* _What is expected_: Transcribe the records that follow in their entirety, omitting any pictures.

* _Material shown_:
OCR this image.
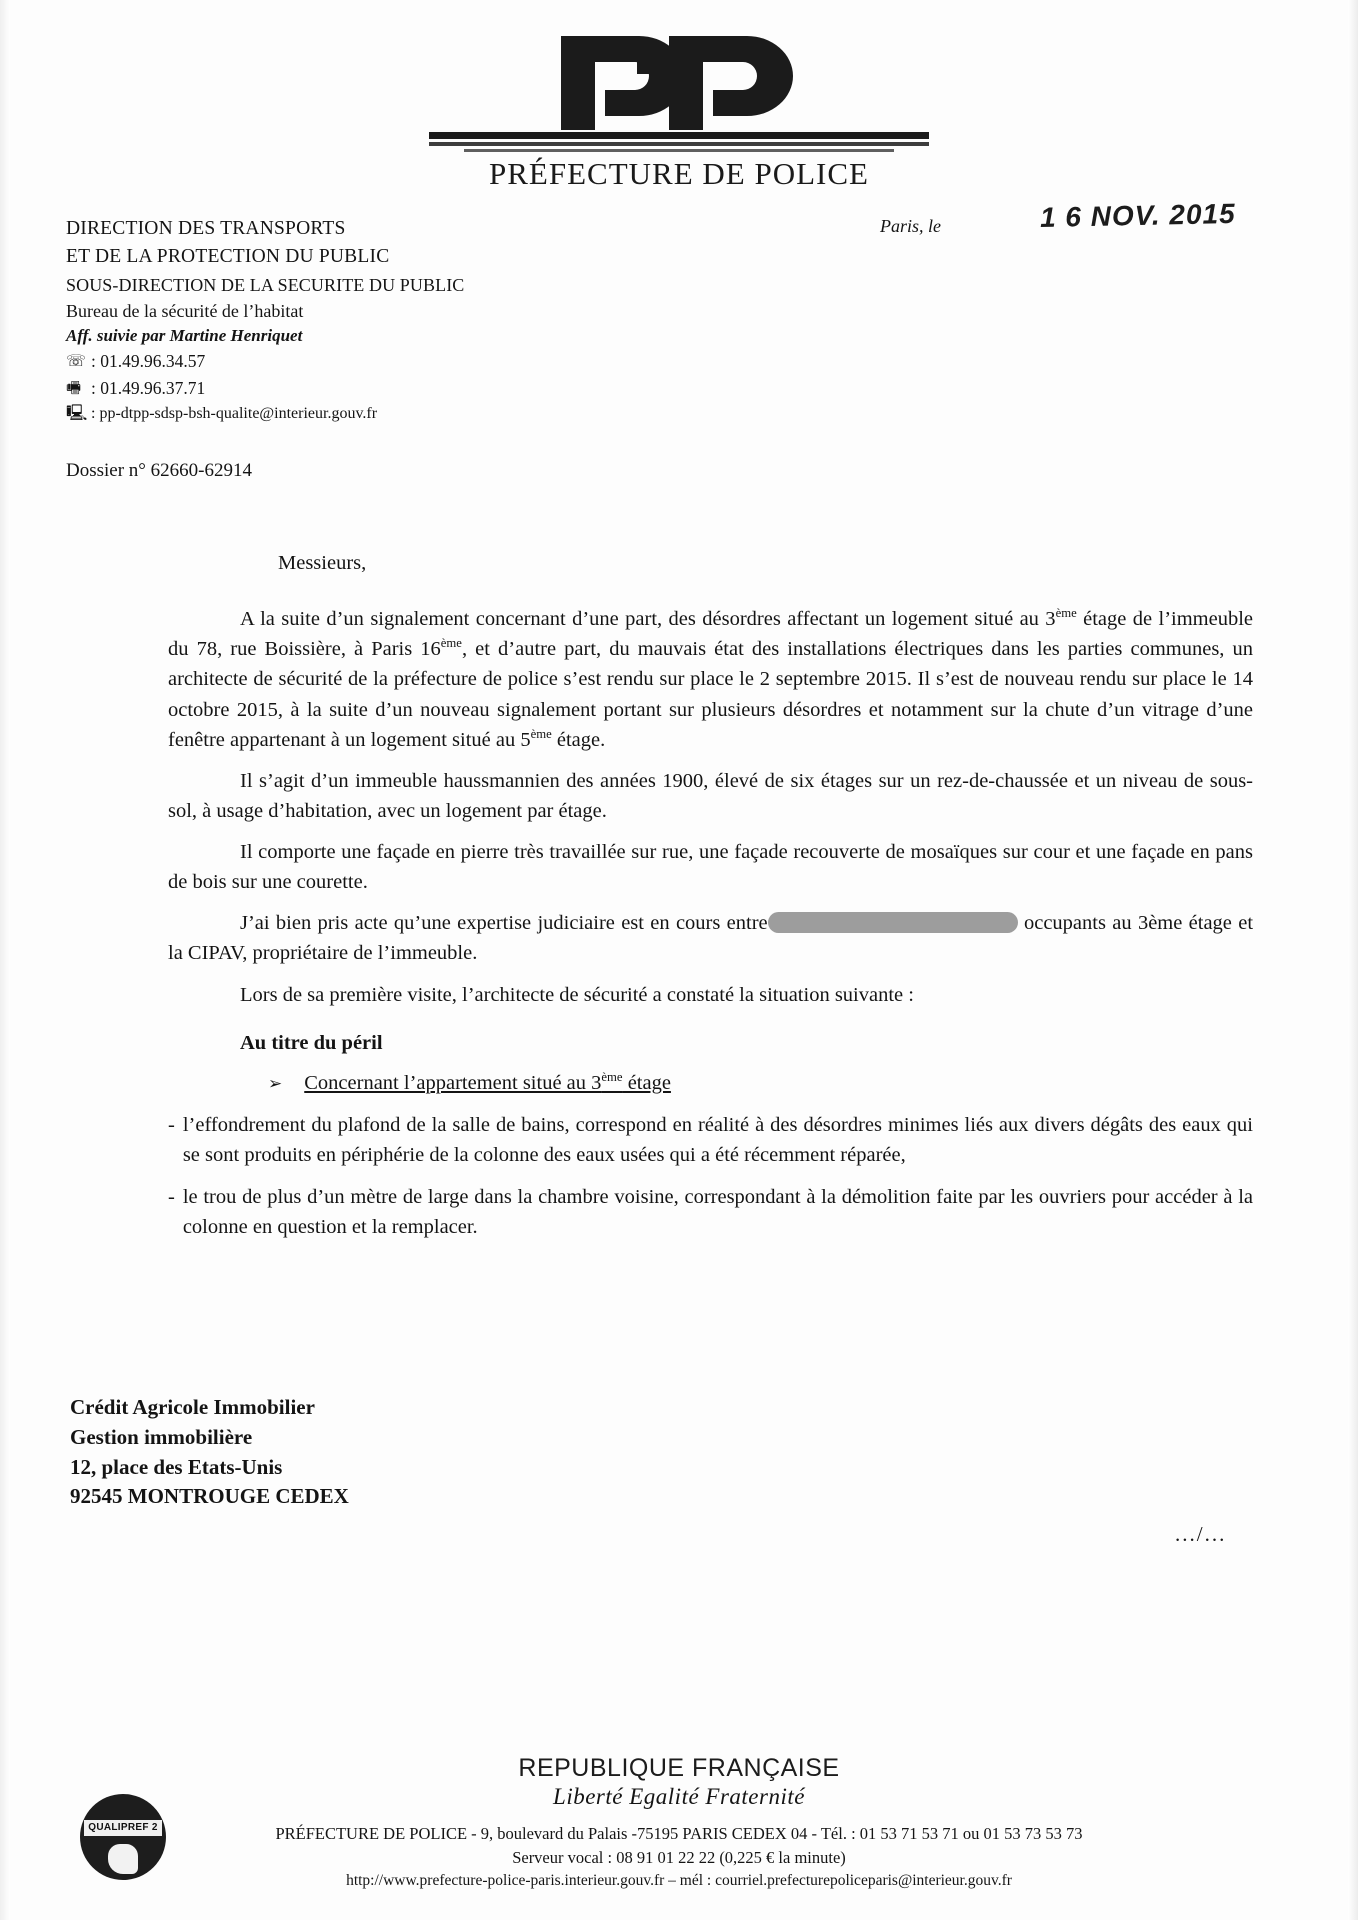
PRÉFECTURE DE POLICE
DIRECTION DES TRANSPORTS
ET DE LA PROTECTION DU PUBLIC
SOUS-DIRECTION DE LA SECURITE DU PUBLIC
Bureau de la sécurité de l’habitat
Aff. suivie par Martine Henriquet
☏ : 01.49.96.34.57
🖷 : 01.49.96.37.71
🖳 : pp-dtpp-sdsp-bsh-qualite@interieur.gouv.fr
Dossier n° 62660-62914
Paris, le	1 6 NOV. 2015
Messieurs,
A la suite d’un signalement concernant d’une part, des désordres affectant un logement situé au 3ème étage de l’immeuble du 78, rue Boissière, à Paris 16ème, et d’autre part, du mauvais état des installations électriques dans les parties communes, un architecte de sécurité de la préfecture de police s’est rendu sur place le 2 septembre 2015. Il s’est de nouveau rendu sur place le 14 octobre 2015, à la suite d’un nouveau signalement portant sur plusieurs désordres et notamment sur la chute d’un vitrage d’une fenêtre appartenant à un logement situé au 5ème étage.
Il s’agit d’un immeuble haussmannien des années 1900, élevé de six étages sur un rez-de-chaussée et un niveau de sous-sol, à usage d’habitation, avec un logement par étage.
Il comporte une façade en pierre très travaillée sur rue, une façade recouverte de mosaïques sur cour et une façade en pans de bois sur une courette.
J’ai bien pris acte qu’une expertise judiciaire est en cours entre	occupants au 3ème étage et la CIPAV, propriétaire de l’immeuble.
Lors de sa première visite, l’architecte de sécurité a constaté la situation suivante :
Au titre du péril
➢ Concernant l’appartement situé au 3ème étage
- l’effondrement du plafond de la salle de bains, correspond en réalité à des désordres minimes liés aux divers dégâts des eaux qui se sont produits en périphérie de la colonne des eaux usées qui a été récemment réparée,
- le trou de plus d’un mètre de large dans la chambre voisine, correspondant à la démolition faite par les ouvriers pour accéder à la colonne en question et la remplacer.
Crédit Agricole Immobilier
Gestion immobilière
12, place des Etats-Unis
92545 MONTROUGE CEDEX
.../...
QUALIPREF 2
REPUBLIQUE FRANÇAISE
Liberté Egalité Fraternité
PRÉFECTURE DE POLICE - 9, boulevard du Palais -75195 PARIS CEDEX 04 - Tél. : 01 53 71 53 71 ou 01 53 73 53 73
Serveur vocal : 08 91 01 22 22 (0,225 € la minute)
http://www.prefecture-police-paris.interieur.gouv.fr – mél : courriel.prefecturepoliceparis@interieur.gouv.fr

* _Full output_:
OCR this image.
PRÉFECTURE DE POLICE
DIRECTION DES TRANSPORTS
ET DE LA PROTECTION DU PUBLIC
SOUS-DIRECTION DE LA SECURITE DU PUBLIC
Bureau de la sécurité de l’habitat
Aff. suivie par Martine Henriquet
☏ : 01.49.96.34.57
🖷 : 01.49.96.37.71
🖳 : pp-dtpp-sdsp-bsh-qualite@interieur.gouv.fr
Dossier n° 62660-62914
Paris, le	1 6 NOV. 2015
Messieurs,
A la suite d’un signalement concernant d’une part, des désordres affectant un logement situé au 3ème étage de l’immeuble du 78, rue Boissière, à Paris 16ème, et d’autre part, du mauvais état des installations électriques dans les parties communes, un architecte de sécurité de la préfecture de police s’est rendu sur place le 2 septembre 2015. Il s’est de nouveau rendu sur place le 14 octobre 2015, à la suite d’un nouveau signalement portant sur plusieurs désordres et notamment sur la chute d’un vitrage d’une fenêtre appartenant à un logement situé au 5ème étage.
Il s’agit d’un immeuble haussmannien des années 1900, élevé de six étages sur un rez-de-chaussée et un niveau de sous-sol, à usage d’habitation, avec un logement par étage.
Il comporte une façade en pierre très travaillée sur rue, une façade recouverte de mosaïques sur cour et une façade en pans de bois sur une courette.
J’ai bien pris acte qu’une expertise judiciaire est en cours entre	occupants au 3ème étage et la CIPAV, propriétaire de l’immeuble.
Lors de sa première visite, l’architecte de sécurité a constaté la situation suivante :
Au titre du péril
➢ Concernant l’appartement situé au 3ème étage
- l’effondrement du plafond de la salle de bains, correspond en réalité à des désordres minimes liés aux divers dégâts des eaux qui se sont produits en périphérie de la colonne des eaux usées qui a été récemment réparée,
- le trou de plus d’un mètre de large dans la chambre voisine, correspondant à la démolition faite par les ouvriers pour accéder à la colonne en question et la remplacer.
Crédit Agricole Immobilier
Gestion immobilière
12, place des Etats-Unis
92545 MONTROUGE CEDEX
.../...
QUALIPREF 2
REPUBLIQUE FRANÇAISE
Liberté Egalité Fraternité
PRÉFECTURE DE POLICE - 9, boulevard du Palais -75195 PARIS CEDEX 04 - Tél. : 01 53 71 53 71 ou 01 53 73 53 73
Serveur vocal : 08 91 01 22 22 (0,225 € la minute)
http://www.prefecture-police-paris.interieur.gouv.fr – mél : courriel.prefecturepoliceparis@interieur.gouv.fr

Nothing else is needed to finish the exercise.